TASK TO CARRY OUT
Scan the records for the string "values"; copy each line where it occurs.

___ DATA SECTION

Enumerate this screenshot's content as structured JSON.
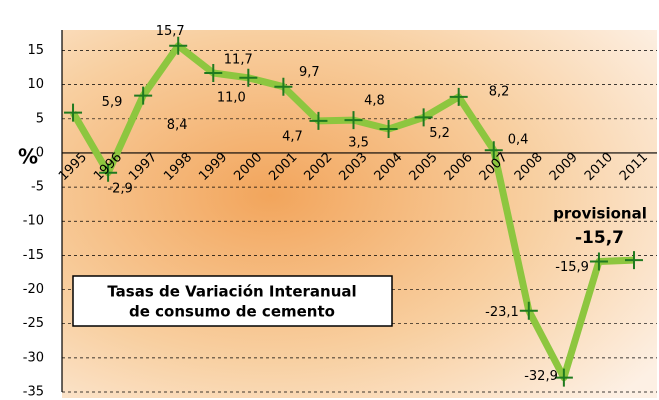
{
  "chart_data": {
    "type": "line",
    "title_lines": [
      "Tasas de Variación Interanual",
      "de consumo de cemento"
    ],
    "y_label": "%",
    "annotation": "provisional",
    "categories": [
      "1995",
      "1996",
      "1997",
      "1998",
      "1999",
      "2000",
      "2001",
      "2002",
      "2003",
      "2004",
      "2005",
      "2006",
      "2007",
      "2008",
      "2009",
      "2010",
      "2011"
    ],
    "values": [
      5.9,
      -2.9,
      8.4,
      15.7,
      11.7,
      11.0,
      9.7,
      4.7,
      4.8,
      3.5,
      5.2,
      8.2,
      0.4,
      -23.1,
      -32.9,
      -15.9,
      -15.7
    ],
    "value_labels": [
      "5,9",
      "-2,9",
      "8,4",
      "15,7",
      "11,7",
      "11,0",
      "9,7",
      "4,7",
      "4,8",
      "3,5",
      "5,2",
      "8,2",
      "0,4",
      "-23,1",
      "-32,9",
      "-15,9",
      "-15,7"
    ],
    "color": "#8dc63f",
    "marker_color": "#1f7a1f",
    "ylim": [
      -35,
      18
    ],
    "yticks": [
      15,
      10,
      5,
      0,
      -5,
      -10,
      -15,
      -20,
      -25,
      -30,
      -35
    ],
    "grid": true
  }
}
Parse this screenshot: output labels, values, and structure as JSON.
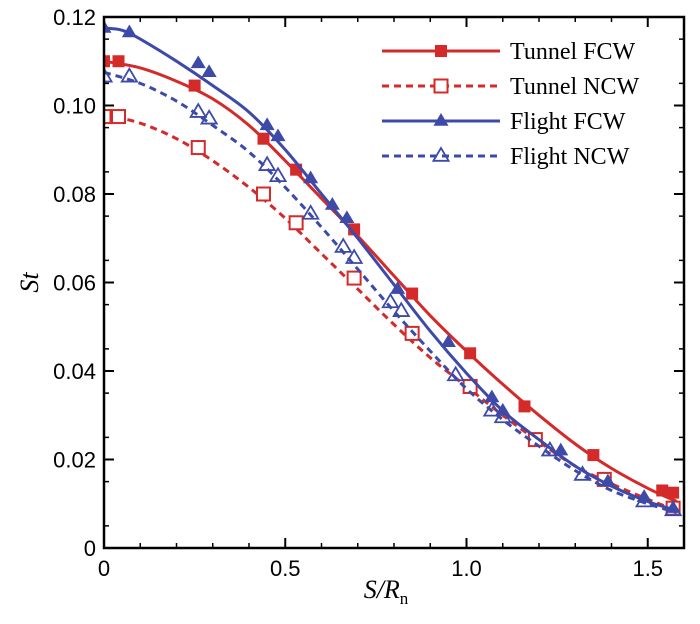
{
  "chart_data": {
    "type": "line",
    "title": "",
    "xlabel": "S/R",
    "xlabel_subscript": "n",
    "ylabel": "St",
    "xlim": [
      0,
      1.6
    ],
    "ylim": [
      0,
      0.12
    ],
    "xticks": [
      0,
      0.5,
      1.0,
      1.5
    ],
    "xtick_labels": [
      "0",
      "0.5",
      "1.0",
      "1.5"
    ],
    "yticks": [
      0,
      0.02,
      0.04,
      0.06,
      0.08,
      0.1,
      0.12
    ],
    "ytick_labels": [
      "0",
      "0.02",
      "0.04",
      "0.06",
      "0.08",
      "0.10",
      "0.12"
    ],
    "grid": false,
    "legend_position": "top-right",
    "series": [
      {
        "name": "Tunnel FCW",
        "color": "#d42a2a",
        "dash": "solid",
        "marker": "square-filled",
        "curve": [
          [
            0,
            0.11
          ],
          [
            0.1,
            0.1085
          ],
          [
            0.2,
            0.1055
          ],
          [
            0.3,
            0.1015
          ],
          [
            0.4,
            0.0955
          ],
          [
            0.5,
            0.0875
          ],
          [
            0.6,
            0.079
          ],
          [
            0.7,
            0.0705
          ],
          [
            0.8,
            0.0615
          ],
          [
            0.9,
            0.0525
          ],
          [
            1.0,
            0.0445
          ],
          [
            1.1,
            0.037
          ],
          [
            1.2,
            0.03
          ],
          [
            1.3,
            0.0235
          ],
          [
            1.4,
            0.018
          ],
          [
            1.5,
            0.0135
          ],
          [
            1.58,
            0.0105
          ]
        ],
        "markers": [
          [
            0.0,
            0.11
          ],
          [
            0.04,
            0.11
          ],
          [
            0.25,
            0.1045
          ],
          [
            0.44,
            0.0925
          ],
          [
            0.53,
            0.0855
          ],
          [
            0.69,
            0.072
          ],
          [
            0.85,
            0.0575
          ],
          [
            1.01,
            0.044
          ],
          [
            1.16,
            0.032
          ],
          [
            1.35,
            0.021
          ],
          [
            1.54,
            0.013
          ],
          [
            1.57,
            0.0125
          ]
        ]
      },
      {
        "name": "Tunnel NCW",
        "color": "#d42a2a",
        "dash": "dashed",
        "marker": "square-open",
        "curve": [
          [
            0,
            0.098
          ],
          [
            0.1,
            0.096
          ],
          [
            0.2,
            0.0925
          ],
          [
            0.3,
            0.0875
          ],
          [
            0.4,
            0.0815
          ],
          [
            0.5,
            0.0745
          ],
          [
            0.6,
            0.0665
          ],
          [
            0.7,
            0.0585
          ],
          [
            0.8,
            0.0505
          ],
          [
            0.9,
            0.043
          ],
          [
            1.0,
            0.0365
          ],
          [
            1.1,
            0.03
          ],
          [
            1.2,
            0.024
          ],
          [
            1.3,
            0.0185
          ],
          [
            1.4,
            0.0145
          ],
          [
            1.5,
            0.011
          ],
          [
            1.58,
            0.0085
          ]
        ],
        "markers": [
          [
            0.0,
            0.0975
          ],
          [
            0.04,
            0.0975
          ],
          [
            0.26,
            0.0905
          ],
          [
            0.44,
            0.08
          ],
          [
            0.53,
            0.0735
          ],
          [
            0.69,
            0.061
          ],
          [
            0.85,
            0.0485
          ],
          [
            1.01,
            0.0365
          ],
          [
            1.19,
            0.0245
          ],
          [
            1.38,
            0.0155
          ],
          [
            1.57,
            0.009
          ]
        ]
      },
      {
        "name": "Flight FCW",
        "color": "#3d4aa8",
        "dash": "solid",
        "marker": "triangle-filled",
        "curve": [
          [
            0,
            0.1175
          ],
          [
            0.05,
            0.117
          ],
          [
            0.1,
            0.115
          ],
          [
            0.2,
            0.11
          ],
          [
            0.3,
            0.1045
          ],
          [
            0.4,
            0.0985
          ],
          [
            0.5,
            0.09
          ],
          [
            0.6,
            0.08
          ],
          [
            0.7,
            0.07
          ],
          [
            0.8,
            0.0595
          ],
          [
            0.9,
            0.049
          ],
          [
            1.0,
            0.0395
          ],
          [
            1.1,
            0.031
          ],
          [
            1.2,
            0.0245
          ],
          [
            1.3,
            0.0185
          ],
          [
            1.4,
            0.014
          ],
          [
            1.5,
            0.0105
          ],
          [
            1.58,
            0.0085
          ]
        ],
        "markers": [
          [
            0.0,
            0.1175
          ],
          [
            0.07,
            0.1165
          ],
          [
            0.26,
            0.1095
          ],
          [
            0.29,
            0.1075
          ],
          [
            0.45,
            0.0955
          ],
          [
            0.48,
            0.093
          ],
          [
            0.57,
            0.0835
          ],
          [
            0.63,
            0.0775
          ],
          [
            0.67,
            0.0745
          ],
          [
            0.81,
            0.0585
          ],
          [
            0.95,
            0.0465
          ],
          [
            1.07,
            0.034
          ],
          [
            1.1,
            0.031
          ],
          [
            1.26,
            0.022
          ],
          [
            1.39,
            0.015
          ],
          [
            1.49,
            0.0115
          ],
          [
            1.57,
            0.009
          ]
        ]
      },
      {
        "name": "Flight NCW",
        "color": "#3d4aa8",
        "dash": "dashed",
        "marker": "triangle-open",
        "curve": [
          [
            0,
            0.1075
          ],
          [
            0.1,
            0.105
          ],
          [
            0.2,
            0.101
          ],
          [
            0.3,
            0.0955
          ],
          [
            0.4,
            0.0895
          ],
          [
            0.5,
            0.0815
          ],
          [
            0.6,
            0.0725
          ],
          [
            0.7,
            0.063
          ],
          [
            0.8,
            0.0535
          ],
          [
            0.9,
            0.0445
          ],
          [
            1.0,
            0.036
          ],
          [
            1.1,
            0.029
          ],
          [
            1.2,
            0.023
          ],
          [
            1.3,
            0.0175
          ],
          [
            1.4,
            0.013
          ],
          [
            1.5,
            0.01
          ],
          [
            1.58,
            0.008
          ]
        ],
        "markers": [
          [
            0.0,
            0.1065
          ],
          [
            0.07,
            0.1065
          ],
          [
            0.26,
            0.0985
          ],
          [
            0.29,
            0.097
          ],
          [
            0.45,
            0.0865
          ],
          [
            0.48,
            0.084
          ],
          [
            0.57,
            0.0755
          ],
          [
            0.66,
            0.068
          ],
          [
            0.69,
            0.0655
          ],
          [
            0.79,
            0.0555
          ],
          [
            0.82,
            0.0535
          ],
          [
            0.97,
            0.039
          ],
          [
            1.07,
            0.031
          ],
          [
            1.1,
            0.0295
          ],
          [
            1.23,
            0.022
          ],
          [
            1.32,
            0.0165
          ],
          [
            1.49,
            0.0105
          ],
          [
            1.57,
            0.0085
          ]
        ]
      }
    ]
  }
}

______
___ DATA SECTION

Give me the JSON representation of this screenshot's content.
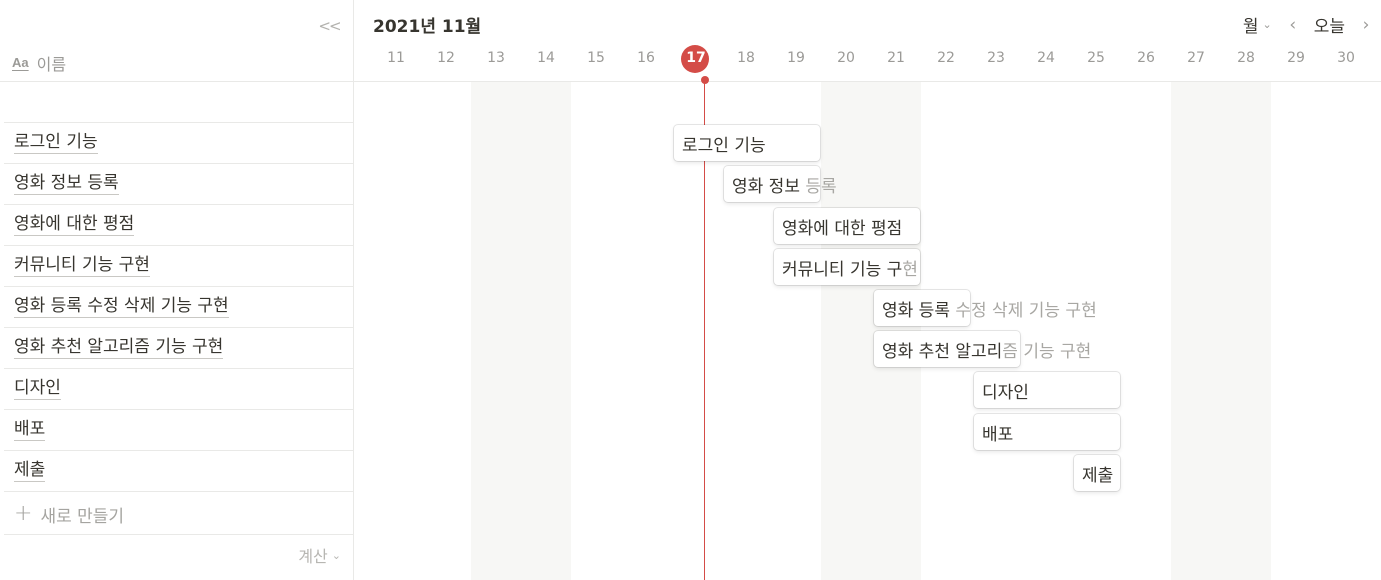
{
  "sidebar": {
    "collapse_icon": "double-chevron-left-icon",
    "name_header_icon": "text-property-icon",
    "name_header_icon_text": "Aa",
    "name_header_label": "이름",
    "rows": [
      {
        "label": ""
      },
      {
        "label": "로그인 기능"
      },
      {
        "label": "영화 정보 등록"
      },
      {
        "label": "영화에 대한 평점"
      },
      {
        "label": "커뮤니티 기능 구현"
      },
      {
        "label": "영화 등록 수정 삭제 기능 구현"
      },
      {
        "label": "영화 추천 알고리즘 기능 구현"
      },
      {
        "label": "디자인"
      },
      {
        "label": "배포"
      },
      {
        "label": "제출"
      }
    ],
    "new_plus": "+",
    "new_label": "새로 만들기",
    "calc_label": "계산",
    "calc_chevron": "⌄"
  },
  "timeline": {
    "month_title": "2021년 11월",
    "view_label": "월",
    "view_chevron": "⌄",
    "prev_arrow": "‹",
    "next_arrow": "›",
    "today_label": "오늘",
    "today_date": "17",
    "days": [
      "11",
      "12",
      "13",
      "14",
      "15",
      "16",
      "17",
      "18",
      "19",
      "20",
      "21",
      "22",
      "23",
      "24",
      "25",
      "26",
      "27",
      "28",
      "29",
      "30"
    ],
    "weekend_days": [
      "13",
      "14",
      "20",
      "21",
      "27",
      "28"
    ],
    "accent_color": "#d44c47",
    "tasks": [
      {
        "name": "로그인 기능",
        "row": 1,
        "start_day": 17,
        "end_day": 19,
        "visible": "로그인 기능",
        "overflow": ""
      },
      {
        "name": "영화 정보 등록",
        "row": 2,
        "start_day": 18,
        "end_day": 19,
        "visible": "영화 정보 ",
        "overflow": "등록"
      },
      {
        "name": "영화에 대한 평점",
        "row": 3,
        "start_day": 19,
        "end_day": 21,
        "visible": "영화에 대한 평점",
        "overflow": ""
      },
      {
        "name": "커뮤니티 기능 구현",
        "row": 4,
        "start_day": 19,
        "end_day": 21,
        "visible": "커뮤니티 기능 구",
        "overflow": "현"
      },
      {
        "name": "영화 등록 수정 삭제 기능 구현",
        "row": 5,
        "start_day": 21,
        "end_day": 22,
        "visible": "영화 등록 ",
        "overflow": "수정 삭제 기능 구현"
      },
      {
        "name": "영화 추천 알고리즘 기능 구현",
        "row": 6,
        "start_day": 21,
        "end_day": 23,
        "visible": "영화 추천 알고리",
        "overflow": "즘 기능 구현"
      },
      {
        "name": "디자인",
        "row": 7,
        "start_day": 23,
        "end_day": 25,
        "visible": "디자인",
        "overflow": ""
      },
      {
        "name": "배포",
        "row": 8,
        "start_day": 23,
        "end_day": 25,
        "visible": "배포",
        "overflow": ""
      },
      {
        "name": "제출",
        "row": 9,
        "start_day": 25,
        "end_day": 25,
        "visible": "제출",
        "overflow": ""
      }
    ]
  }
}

______

RESPONSE
    "values": [
Parse this screenshot: output labels, values, and structure as JSON.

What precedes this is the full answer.